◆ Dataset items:
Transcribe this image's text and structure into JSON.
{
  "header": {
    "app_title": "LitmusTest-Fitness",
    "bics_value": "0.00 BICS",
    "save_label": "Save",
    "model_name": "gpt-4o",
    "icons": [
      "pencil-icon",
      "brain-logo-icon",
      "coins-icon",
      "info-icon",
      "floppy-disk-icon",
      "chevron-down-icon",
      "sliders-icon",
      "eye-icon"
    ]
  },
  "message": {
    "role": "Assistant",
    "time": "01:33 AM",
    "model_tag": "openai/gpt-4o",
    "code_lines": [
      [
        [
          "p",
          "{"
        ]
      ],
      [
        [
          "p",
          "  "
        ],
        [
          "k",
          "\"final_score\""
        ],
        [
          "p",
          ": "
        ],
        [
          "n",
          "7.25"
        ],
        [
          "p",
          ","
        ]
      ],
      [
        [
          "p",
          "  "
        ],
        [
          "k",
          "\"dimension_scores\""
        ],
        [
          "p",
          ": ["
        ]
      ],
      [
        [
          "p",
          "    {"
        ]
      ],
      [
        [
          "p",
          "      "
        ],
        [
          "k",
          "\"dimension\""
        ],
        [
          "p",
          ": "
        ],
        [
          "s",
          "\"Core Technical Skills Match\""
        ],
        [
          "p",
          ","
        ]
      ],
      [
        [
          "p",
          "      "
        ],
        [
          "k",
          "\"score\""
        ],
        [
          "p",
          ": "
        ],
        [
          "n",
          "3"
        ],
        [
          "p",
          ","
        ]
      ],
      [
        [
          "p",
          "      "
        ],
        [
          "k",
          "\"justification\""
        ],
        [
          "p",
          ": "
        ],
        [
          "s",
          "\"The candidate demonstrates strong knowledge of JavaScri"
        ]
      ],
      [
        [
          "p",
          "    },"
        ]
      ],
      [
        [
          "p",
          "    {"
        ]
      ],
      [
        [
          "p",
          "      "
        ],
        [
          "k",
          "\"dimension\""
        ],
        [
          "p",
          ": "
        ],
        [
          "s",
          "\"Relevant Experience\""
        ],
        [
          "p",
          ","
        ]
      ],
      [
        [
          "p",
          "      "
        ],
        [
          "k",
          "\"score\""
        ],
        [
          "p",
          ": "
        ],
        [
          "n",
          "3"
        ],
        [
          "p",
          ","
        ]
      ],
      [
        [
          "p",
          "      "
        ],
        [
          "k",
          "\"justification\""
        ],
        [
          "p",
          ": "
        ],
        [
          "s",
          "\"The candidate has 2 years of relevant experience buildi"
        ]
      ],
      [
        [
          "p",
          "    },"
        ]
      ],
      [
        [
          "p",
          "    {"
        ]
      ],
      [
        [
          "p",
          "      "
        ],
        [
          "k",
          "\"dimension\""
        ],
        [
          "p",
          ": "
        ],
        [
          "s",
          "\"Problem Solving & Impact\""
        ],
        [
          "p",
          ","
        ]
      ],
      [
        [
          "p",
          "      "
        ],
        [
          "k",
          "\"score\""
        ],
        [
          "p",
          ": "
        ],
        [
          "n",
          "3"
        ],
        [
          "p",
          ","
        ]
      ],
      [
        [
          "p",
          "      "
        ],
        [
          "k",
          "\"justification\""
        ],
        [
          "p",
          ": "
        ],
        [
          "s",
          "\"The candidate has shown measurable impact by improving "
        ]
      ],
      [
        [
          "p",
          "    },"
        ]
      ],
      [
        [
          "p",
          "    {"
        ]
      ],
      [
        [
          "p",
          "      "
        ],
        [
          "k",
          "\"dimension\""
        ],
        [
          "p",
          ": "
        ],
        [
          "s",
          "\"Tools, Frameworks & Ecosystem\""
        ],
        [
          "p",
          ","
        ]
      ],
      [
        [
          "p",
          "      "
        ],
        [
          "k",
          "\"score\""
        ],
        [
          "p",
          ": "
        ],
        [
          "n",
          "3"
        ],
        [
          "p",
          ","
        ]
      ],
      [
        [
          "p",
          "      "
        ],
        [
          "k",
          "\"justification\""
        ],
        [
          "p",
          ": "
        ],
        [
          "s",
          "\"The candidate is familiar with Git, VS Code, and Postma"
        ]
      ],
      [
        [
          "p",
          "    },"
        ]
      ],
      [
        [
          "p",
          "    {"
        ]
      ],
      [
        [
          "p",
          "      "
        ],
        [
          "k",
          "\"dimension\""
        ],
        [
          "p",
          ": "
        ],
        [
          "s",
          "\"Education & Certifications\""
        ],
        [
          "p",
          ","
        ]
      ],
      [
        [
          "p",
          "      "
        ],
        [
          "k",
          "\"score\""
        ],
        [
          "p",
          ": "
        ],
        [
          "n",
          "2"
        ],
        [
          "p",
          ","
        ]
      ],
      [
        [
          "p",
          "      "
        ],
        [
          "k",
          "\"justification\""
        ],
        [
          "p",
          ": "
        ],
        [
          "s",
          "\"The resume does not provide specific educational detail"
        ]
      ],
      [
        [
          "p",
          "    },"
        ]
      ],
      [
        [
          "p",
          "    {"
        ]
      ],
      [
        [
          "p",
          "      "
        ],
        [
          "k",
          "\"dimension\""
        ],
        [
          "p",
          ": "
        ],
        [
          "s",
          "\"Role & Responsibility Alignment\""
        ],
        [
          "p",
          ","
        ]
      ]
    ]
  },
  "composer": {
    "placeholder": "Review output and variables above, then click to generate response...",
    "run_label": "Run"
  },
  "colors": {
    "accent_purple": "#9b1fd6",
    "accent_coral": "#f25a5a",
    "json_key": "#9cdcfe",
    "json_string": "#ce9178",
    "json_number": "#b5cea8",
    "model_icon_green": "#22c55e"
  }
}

◆ EXERCISE:
Pick out each line in the material containing "candidate".

◆ RESULT OF THE EXERCISE:
          "\"The candidate demonstrates strong knowledge of JavaScri"
          "\"The candidate has 2 years of relevant experience buildi"
          "\"The candidate has shown measurable impact by improving "
          "\"The candidate is familiar with Git, VS Code, and Postma"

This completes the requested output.